-- BEGIN Recorded information --
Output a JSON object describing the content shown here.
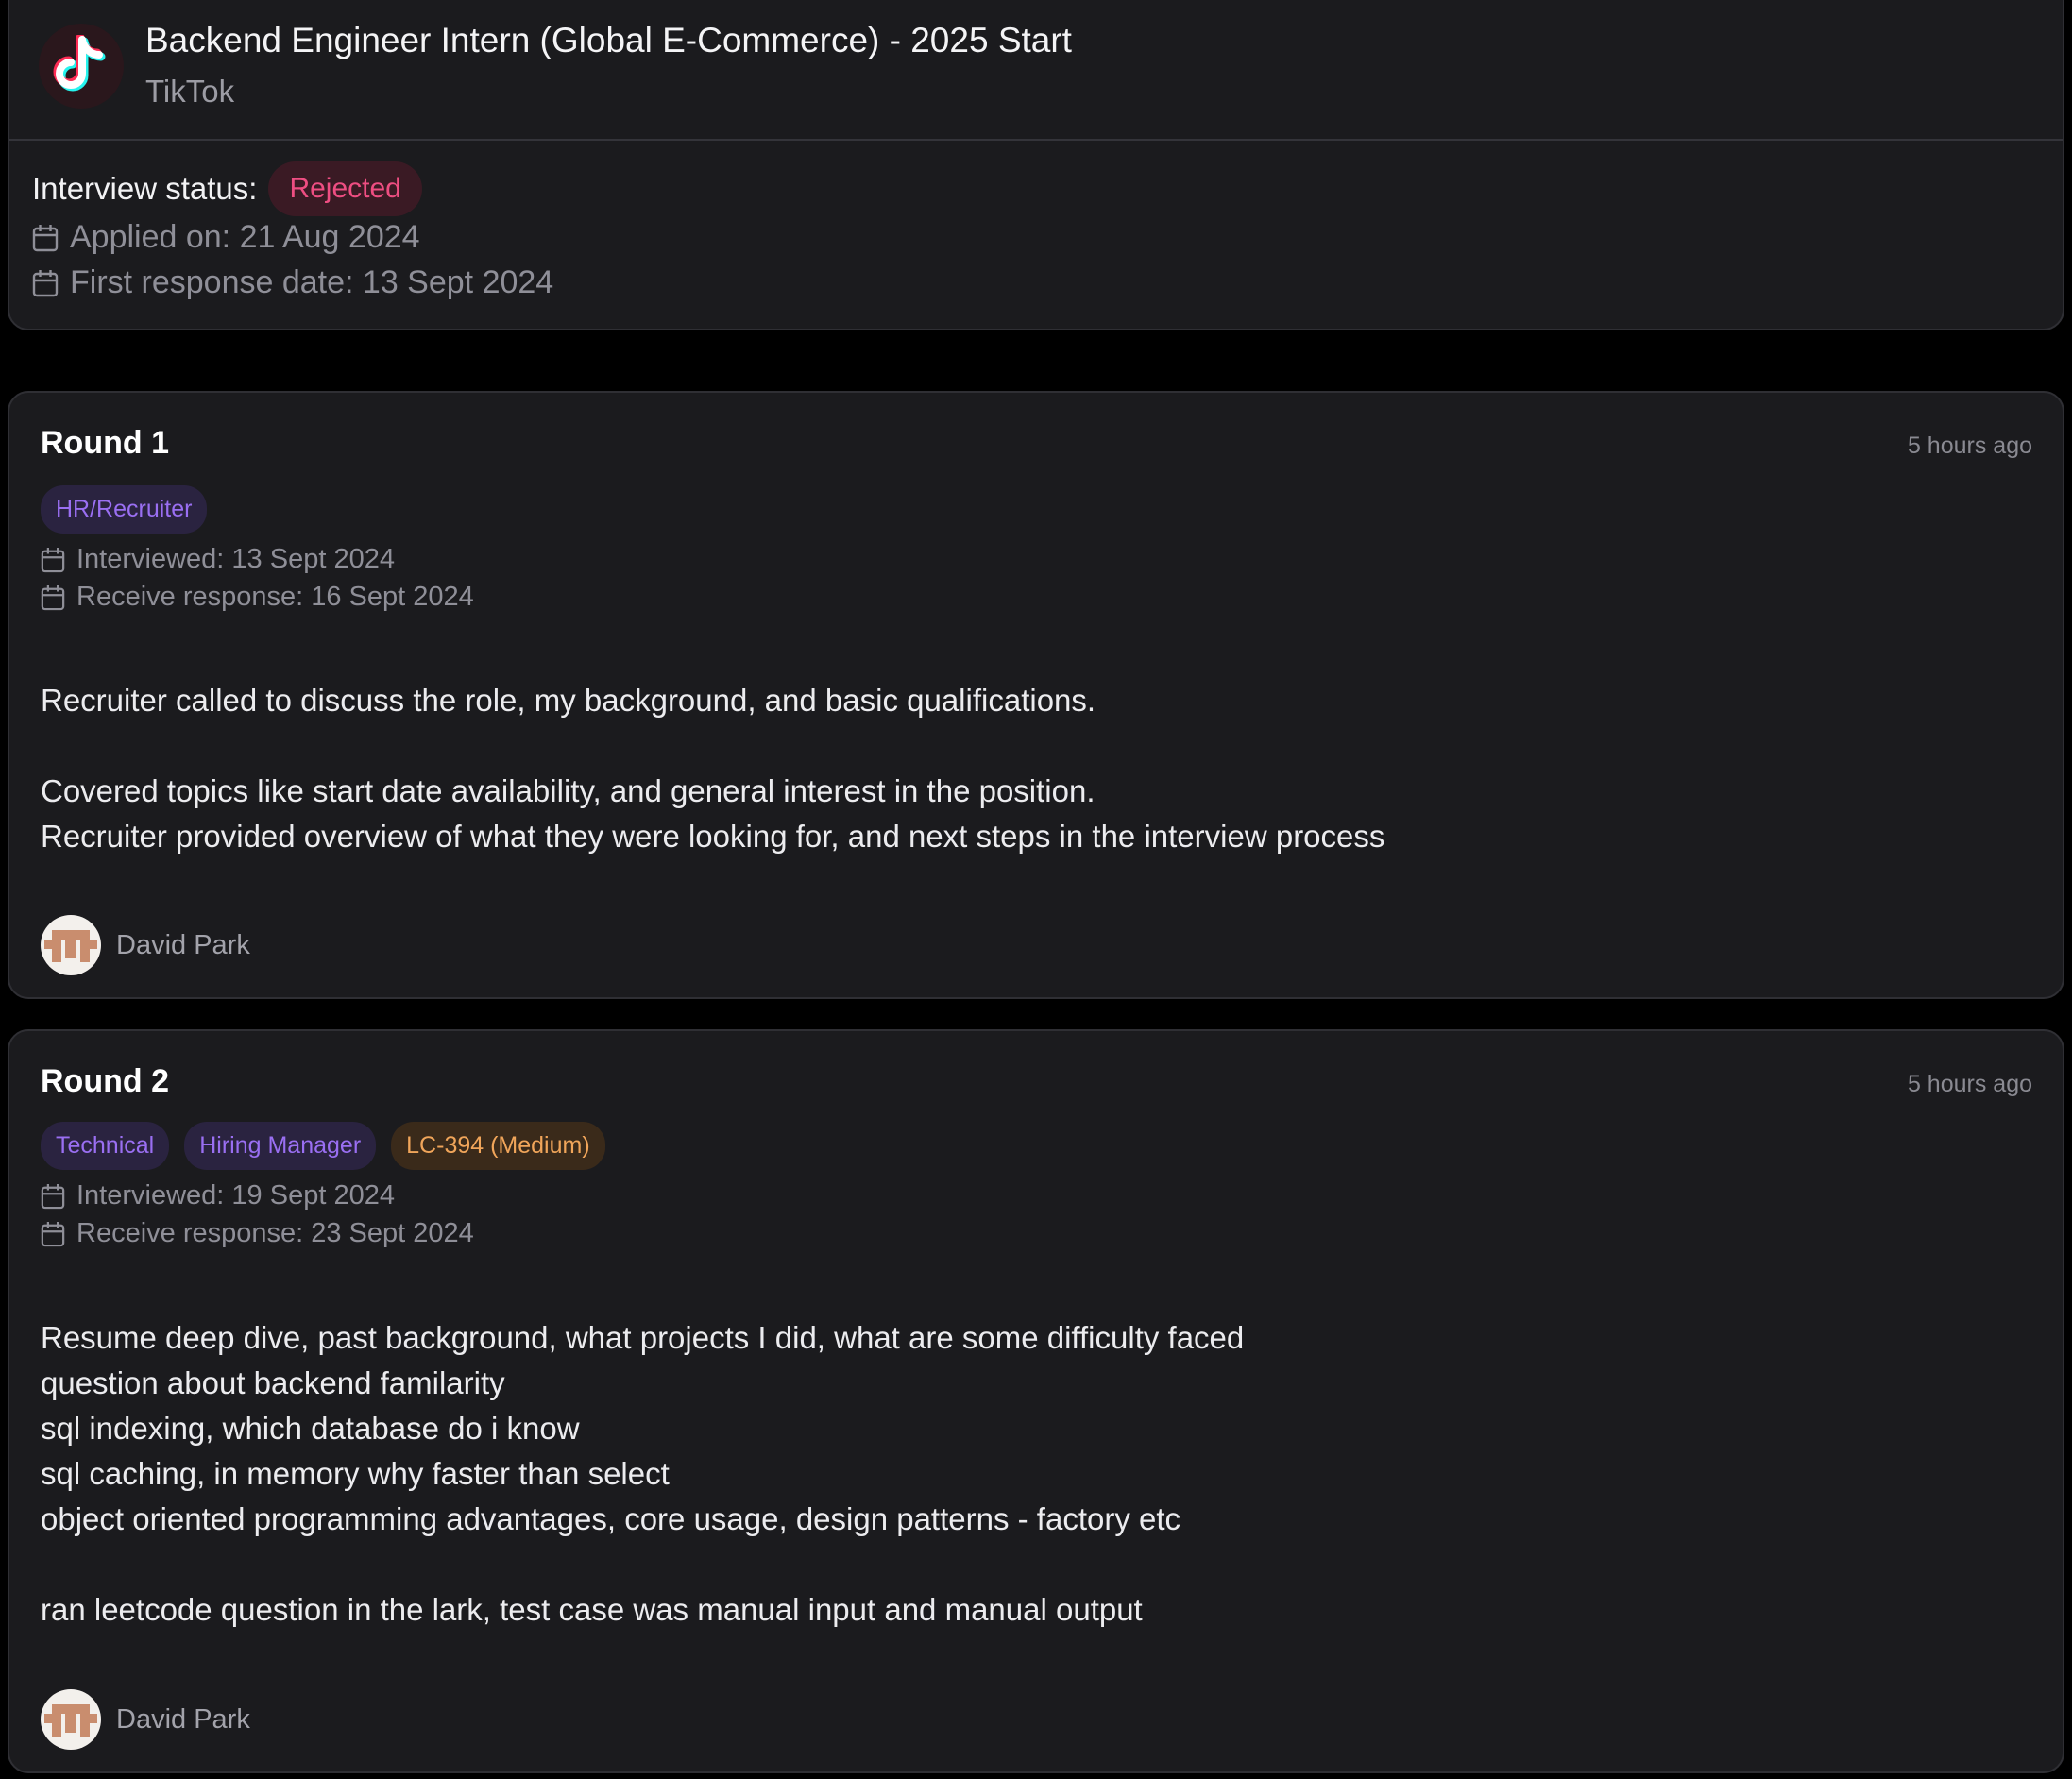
{
  "job": {
    "title": "Backend Engineer Intern (Global E-Commerce) - 2025 Start",
    "company": "TikTok",
    "status_label": "Interview status:",
    "status": "Rejected",
    "applied_on": "Applied on: 21 Aug 2024",
    "first_response": "First response date: 13 Sept 2024"
  },
  "rounds": [
    {
      "title": "Round 1",
      "time_ago": "5 hours ago",
      "tags": [
        "HR/Recruiter"
      ],
      "interviewed": "Interviewed: 13 Sept 2024",
      "response": "Receive response: 16 Sept 2024",
      "notes": "Recruiter called to discuss the role, my background, and basic qualifications.\n\nCovered topics like start date availability, and general interest in the position.\nRecruiter provided overview of what they were looking for, and next steps in the interview process",
      "author": "David Park"
    },
    {
      "title": "Round 2",
      "time_ago": "5 hours ago",
      "tags": [
        "Technical",
        "Hiring Manager",
        "LC-394 (Medium)"
      ],
      "interviewed": "Interviewed: 19 Sept 2024",
      "response": "Receive response: 23 Sept 2024",
      "notes": "Resume deep dive, past background, what projects I did, what are some difficulty faced\nquestion about backend familarity\nsql indexing, which database do i know\nsql caching, in memory why faster than select\nobject oriented programming advantages, core usage, design patterns - factory etc\n\nran leetcode question in the lark, test case was manual input and manual output",
      "author": "David Park"
    }
  ],
  "colors": {
    "background": "#000000",
    "card": "#1b1b1e",
    "rejected": "#ee4e82",
    "tag_purple": "#9a6ff2",
    "tag_orange": "#f0a55a"
  },
  "icons": {
    "logo": "tiktok-logo",
    "date": "calendar-icon",
    "avatar": "user-avatar"
  }
}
-- END Recorded information --
What you should do:
Each line above is to be copied verbatim. Drop any image from the copy.

Solution to this problem:
Output a JSON object describing the content shown here.
{
  "job": {
    "title": "Backend Engineer Intern (Global E-Commerce) - 2025 Start",
    "company": "TikTok",
    "status_label": "Interview status:",
    "status": "Rejected",
    "applied_on": "Applied on: 21 Aug 2024",
    "first_response": "First response date: 13 Sept 2024"
  },
  "rounds": [
    {
      "title": "Round 1",
      "time_ago": "5 hours ago",
      "tags": [
        "HR/Recruiter"
      ],
      "interviewed": "Interviewed: 13 Sept 2024",
      "response": "Receive response: 16 Sept 2024",
      "notes": "Recruiter called to discuss the role, my background, and basic qualifications.\n\nCovered topics like start date availability, and general interest in the position.\nRecruiter provided overview of what they were looking for, and next steps in the interview process",
      "author": "David Park"
    },
    {
      "title": "Round 2",
      "time_ago": "5 hours ago",
      "tags": [
        "Technical",
        "Hiring Manager",
        "LC-394 (Medium)"
      ],
      "interviewed": "Interviewed: 19 Sept 2024",
      "response": "Receive response: 23 Sept 2024",
      "notes": "Resume deep dive, past background, what projects I did, what are some difficulty faced\nquestion about backend familarity\nsql indexing, which database do i know\nsql caching, in memory why faster than select\nobject oriented programming advantages, core usage, design patterns - factory etc\n\nran leetcode question in the lark, test case was manual input and manual output",
      "author": "David Park"
    }
  ],
  "colors": {
    "background": "#000000",
    "card": "#1b1b1e",
    "rejected": "#ee4e82",
    "tag_purple": "#9a6ff2",
    "tag_orange": "#f0a55a"
  },
  "icons": {
    "logo": "tiktok-logo",
    "date": "calendar-icon",
    "avatar": "user-avatar"
  }
}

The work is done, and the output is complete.